■ **ENTRIES**

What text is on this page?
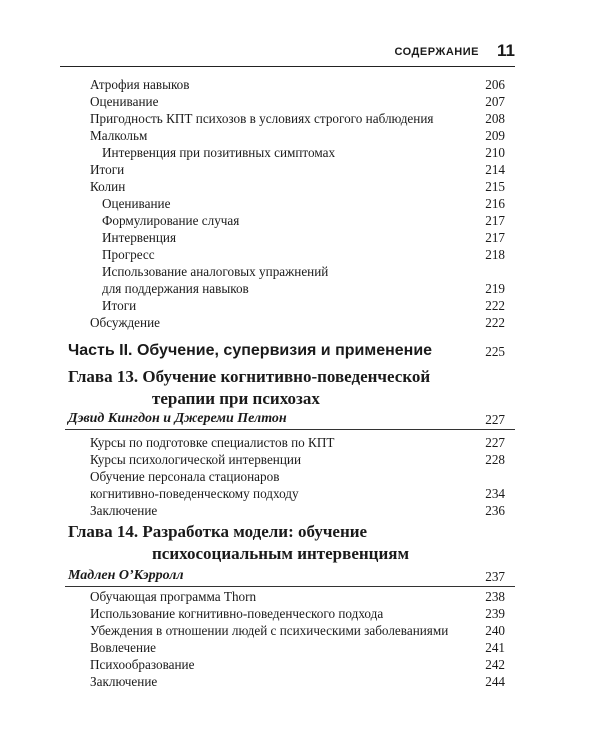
СОДЕРЖАНИЕ 11
Атрофия навыков	206
Оценивание	207
Пригодность КПТ психозов в условиях строгого наблюдения	208
Малкольм	209
Интервенция при позитивных симптомах	210
Итоги	214
Колин	215
Оценивание	216
Формулирование случая	217
Интервенция	217
Прогресс	218
Использование аналоговых упражнений
для поддержания навыков	219
Итоги	222
Обсуждение	222
Часть II. Обучение, супервизия и применение	225
Глава 13. Обучение когнитивно-поведенческой
терапии при психозах
Дэвид Кингдон и Джереми Пелтон	227
Курсы по подготовке специалистов по КПТ	227
Курсы психологической интервенции	228
Обучение персонала стационаров
когнитивно-поведенческому подходу	234
Заключение	236
Глава 14. Разработка модели: обучение
психосоциальным интервенциям
Мадлен О’Кэрролл	237
Обучающая программа Thorn	238
Использование когнитивно-поведенческого подхода	239
Убеждения в отношении людей с психическими заболеваниями	240
Вовлечение	241
Психообразование	242
Заключение	244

■ **DIRECTION**
Transcribe the records above verbatim. Do not carry over any picture.

■ **WRITTEN ANSWER**
What text is on this page?
СОДЕРЖАНИЕ 11
Атрофия навыков	206
Оценивание	207
Пригодность КПТ психозов в условиях строгого наблюдения	208
Малкольм	209
Интервенция при позитивных симптомах	210
Итоги	214
Колин	215
Оценивание	216
Формулирование случая	217
Интервенция	217
Прогресс	218
Использование аналоговых упражнений
для поддержания навыков	219
Итоги	222
Обсуждение	222
Часть II. Обучение, супервизия и применение	225
Глава 13. Обучение когнитивно-поведенческой
терапии при психозах
Дэвид Кингдон и Джереми Пелтон	227
Курсы по подготовке специалистов по КПТ	227
Курсы психологической интервенции	228
Обучение персонала стационаров
когнитивно-поведенческому подходу	234
Заключение	236
Глава 14. Разработка модели: обучение
психосоциальным интервенциям
Мадлен О’Кэрролл	237
Обучающая программа Thorn	238
Использование когнитивно-поведенческого подхода	239
Убеждения в отношении людей с психическими заболеваниями	240
Вовлечение	241
Психообразование	242
Заключение	244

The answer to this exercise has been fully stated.